**EXERCISE PROMPT**
The exercise asks you to copy every line below in which "Media" appears.

**EXERCISE INPUTS**
════════

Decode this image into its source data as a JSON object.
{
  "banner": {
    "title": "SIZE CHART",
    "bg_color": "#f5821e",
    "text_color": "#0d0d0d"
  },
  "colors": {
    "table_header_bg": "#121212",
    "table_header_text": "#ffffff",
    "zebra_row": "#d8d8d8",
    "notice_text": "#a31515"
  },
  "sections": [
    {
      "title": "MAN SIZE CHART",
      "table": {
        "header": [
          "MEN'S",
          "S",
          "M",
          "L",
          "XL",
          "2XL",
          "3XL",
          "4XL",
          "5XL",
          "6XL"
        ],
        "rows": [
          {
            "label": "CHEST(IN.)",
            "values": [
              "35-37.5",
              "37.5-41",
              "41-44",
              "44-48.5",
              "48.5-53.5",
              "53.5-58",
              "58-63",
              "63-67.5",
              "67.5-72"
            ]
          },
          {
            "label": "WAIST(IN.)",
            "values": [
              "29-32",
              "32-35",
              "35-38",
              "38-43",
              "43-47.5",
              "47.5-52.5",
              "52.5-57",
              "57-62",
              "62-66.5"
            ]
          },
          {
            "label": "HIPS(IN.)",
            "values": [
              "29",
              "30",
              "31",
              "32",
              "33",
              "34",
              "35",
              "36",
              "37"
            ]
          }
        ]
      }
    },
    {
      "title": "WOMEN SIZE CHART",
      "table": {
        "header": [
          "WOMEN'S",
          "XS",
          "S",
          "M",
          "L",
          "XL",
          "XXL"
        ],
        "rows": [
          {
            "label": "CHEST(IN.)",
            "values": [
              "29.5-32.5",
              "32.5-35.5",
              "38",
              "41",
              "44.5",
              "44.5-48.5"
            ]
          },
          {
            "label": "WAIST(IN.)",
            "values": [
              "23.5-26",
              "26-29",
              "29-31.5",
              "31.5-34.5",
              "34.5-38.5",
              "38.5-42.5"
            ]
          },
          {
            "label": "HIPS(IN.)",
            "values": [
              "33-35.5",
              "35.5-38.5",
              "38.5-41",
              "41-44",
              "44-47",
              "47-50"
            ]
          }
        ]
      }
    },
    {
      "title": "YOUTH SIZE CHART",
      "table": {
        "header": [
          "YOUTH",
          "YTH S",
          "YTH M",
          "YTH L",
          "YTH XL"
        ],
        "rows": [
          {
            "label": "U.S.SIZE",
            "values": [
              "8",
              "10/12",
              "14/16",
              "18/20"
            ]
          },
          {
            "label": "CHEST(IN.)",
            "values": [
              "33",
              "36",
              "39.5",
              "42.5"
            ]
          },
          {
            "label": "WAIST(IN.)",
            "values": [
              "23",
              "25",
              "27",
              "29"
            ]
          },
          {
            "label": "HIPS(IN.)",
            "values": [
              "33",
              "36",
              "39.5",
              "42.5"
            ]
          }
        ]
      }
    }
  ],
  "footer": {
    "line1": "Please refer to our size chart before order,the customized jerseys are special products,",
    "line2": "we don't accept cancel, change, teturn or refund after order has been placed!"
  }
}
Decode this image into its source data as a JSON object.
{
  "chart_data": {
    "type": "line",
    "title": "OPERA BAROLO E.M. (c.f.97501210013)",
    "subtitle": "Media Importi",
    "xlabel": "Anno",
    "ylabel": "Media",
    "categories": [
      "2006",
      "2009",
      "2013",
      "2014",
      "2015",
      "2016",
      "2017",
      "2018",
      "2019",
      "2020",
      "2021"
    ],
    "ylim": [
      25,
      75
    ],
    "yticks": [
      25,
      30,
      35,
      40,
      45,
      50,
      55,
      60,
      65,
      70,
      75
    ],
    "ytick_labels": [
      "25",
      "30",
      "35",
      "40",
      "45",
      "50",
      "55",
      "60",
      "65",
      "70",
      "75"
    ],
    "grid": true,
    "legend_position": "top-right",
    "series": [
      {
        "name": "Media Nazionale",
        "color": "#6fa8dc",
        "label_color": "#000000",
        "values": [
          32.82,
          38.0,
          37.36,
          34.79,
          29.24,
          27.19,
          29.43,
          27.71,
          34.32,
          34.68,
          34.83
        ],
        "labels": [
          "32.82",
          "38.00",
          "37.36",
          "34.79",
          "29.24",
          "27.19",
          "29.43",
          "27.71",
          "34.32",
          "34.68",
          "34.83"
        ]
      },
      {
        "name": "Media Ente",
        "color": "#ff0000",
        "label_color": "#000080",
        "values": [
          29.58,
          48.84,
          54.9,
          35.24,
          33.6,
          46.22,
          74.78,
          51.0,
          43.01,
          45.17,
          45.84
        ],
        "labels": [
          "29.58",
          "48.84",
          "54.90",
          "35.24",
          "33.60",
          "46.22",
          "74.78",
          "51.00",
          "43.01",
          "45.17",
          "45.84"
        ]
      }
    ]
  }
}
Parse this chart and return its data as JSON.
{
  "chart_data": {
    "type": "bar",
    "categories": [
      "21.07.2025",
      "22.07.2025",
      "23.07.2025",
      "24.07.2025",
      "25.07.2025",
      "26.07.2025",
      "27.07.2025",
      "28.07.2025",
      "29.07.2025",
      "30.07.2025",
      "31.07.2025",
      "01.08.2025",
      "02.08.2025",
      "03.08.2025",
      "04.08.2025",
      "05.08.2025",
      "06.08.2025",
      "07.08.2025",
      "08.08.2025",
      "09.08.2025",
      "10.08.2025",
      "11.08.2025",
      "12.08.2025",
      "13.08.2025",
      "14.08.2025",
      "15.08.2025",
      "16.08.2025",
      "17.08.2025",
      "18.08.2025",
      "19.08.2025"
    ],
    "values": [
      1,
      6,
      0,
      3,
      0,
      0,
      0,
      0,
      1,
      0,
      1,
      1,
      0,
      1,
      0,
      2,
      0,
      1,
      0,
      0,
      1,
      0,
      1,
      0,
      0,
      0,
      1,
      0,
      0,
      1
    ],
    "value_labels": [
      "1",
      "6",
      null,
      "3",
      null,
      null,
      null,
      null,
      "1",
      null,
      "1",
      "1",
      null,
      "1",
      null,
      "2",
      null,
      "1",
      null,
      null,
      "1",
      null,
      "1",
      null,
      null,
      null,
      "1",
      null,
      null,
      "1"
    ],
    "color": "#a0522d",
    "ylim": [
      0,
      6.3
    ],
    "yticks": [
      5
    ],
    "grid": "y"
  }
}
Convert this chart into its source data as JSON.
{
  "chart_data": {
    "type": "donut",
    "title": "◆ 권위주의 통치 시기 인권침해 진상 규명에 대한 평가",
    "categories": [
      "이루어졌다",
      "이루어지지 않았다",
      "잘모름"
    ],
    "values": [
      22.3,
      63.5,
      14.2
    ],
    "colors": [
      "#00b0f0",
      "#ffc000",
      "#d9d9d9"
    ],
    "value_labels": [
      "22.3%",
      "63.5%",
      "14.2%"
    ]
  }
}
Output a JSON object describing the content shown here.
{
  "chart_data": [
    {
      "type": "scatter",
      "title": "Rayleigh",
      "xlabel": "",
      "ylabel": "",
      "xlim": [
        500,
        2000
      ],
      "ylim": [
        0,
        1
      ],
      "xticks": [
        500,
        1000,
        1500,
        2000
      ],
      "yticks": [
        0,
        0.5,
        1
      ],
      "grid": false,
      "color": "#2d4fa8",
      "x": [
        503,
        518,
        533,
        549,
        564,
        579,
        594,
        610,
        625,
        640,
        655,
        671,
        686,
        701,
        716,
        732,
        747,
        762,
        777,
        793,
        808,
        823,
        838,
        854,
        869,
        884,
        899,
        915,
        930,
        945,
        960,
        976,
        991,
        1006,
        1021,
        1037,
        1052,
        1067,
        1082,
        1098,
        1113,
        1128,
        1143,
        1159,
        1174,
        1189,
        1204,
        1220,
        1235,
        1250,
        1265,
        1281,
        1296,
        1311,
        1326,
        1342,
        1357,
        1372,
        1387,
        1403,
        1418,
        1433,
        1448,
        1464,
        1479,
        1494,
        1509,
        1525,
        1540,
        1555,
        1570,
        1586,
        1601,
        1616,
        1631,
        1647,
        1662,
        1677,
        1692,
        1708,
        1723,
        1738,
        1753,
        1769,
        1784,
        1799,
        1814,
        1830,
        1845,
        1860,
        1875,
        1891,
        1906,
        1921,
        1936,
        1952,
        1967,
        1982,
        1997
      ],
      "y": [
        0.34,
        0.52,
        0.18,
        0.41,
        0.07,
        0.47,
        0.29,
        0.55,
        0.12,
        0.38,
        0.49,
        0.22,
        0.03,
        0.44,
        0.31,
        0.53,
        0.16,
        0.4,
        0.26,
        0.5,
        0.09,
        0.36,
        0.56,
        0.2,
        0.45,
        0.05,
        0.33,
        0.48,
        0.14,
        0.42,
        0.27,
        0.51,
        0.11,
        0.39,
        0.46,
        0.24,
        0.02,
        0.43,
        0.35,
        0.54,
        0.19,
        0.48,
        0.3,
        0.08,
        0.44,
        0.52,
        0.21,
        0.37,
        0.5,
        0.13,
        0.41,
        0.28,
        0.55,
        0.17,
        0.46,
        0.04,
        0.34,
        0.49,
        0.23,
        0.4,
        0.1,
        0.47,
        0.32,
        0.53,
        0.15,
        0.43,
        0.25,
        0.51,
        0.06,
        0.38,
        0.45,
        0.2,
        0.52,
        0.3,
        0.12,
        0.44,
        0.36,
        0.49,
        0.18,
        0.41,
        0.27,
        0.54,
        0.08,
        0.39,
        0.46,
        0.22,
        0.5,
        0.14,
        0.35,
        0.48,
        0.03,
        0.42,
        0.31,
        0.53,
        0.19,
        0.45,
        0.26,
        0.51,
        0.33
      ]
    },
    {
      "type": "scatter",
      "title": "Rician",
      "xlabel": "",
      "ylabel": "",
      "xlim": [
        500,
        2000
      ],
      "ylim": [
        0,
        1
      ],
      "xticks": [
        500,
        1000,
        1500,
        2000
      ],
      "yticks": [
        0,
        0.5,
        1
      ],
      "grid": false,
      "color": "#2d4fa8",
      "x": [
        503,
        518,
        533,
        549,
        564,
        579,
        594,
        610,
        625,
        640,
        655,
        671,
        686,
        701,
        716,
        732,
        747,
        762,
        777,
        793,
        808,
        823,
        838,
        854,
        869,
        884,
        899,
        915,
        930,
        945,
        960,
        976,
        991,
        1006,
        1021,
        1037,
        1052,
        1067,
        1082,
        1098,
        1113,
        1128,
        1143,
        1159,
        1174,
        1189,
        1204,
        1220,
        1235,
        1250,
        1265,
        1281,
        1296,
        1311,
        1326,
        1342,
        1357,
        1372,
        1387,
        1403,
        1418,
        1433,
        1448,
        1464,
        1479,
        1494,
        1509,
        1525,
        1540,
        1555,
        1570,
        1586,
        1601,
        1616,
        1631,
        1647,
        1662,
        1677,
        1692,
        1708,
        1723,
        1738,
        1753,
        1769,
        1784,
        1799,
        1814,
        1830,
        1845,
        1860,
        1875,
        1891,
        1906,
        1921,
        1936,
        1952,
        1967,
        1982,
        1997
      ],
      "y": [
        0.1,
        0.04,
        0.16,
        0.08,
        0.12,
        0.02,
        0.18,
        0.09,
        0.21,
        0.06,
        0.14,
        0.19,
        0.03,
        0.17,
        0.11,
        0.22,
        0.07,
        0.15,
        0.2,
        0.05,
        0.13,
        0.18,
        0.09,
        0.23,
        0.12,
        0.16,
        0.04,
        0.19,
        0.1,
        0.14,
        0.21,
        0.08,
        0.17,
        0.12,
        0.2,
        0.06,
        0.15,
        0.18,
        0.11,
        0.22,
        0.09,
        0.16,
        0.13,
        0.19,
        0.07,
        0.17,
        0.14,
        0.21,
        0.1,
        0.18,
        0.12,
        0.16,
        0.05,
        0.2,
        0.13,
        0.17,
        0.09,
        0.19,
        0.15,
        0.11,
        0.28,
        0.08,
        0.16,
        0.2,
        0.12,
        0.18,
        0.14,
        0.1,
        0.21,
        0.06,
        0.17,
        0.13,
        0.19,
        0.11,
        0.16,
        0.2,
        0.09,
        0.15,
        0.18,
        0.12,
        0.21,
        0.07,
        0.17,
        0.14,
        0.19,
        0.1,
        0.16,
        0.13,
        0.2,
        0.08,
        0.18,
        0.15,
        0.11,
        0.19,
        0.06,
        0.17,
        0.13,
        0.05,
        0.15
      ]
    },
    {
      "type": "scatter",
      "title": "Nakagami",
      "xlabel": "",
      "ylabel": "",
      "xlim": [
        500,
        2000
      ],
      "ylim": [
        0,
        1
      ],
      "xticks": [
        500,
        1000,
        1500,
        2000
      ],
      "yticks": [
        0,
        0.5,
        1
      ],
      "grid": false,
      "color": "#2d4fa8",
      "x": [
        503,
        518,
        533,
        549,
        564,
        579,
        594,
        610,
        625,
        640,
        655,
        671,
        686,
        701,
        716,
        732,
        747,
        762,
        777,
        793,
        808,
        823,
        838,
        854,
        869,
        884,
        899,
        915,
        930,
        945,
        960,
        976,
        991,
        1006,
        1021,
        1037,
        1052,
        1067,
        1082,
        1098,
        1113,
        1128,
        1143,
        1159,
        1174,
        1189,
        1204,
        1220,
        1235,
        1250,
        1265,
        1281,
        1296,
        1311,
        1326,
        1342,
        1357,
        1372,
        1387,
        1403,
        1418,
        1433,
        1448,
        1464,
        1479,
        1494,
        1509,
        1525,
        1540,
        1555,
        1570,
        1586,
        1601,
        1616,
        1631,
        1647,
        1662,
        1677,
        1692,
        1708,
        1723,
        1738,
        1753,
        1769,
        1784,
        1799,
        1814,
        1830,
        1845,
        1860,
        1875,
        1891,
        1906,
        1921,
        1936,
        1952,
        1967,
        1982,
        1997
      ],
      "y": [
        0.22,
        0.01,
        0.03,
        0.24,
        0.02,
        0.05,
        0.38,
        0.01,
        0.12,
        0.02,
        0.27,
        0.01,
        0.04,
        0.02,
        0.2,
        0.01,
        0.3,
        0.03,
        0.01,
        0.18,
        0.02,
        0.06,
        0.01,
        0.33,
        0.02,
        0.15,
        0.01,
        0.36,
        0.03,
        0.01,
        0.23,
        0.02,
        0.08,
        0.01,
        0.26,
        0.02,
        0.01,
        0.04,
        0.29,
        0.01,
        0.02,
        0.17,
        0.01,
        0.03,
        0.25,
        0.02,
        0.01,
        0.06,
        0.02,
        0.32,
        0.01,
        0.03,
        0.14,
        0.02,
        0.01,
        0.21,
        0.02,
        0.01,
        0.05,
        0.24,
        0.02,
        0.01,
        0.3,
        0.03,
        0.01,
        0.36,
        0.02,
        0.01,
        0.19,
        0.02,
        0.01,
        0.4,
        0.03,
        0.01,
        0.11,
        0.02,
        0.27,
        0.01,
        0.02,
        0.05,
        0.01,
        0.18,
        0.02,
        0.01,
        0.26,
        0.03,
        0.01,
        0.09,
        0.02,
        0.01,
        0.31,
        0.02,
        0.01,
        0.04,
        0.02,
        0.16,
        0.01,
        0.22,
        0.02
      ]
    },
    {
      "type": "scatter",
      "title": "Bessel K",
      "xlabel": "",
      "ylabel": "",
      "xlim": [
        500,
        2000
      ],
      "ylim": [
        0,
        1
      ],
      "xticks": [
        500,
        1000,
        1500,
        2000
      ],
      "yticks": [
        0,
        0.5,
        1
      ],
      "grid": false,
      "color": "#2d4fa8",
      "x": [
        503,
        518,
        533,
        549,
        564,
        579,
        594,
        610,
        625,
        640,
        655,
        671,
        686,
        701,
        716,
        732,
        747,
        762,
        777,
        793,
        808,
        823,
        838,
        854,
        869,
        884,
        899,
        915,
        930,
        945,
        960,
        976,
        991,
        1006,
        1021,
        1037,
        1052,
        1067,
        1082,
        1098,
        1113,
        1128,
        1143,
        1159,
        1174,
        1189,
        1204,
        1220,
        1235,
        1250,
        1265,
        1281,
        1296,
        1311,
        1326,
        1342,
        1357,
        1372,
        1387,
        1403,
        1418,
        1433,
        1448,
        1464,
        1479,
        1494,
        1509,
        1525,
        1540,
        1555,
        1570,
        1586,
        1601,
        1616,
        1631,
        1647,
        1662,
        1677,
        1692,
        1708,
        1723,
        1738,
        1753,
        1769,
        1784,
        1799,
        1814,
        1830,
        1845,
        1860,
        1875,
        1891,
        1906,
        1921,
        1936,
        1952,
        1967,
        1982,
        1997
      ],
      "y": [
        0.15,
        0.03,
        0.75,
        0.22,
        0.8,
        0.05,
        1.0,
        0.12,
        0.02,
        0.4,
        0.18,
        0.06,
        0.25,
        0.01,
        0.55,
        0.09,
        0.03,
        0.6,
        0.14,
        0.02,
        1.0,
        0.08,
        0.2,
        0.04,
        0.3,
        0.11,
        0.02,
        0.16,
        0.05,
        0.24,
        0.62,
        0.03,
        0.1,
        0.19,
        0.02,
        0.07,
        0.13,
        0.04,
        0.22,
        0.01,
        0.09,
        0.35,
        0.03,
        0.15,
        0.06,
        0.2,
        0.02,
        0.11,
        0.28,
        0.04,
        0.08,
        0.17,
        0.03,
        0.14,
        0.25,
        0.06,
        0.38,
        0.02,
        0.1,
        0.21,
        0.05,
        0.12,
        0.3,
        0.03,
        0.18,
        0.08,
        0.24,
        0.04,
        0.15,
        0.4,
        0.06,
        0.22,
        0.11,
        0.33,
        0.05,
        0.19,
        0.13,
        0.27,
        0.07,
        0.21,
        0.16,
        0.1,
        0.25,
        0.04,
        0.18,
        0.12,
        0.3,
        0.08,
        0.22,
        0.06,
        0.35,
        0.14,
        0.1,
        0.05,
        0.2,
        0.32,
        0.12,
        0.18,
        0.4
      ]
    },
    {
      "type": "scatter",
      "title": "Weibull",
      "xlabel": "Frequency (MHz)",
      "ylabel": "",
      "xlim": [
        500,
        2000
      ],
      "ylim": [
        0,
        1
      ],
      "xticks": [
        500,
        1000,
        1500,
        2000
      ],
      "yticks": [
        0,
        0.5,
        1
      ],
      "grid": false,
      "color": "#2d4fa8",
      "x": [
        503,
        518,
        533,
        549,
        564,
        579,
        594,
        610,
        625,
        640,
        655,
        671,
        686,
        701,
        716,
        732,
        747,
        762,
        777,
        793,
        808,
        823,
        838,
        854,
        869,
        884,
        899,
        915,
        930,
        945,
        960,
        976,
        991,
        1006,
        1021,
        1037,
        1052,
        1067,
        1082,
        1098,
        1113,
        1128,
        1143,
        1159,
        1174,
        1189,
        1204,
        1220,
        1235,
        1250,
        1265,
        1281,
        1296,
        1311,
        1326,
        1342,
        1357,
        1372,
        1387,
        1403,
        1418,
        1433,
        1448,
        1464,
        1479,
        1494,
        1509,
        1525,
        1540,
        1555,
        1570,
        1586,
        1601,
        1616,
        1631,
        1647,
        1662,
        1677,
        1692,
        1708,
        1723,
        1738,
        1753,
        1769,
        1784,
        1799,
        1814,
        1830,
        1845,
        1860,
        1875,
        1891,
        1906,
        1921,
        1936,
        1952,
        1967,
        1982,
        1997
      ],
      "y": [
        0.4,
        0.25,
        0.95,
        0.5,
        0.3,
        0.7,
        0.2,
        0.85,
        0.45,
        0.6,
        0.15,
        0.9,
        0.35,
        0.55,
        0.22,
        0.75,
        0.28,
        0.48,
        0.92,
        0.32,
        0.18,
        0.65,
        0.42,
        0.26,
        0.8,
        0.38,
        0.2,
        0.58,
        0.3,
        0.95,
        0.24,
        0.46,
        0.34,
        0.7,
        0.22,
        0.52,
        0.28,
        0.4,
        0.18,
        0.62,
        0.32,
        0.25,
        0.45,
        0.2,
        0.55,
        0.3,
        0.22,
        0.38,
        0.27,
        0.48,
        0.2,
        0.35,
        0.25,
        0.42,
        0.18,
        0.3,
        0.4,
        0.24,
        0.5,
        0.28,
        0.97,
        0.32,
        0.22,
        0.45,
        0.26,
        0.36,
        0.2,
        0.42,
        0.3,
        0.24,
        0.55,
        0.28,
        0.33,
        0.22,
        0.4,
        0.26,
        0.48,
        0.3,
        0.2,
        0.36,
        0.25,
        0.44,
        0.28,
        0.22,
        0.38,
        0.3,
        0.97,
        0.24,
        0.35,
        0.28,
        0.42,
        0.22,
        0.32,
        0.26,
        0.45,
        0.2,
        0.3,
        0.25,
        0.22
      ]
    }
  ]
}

════════

**THE SOLUTION**
    "subtitle": "Media Importi",
    "ylabel": "Media",
        "name": "Media Nazionale",
        "name": "Media Ente",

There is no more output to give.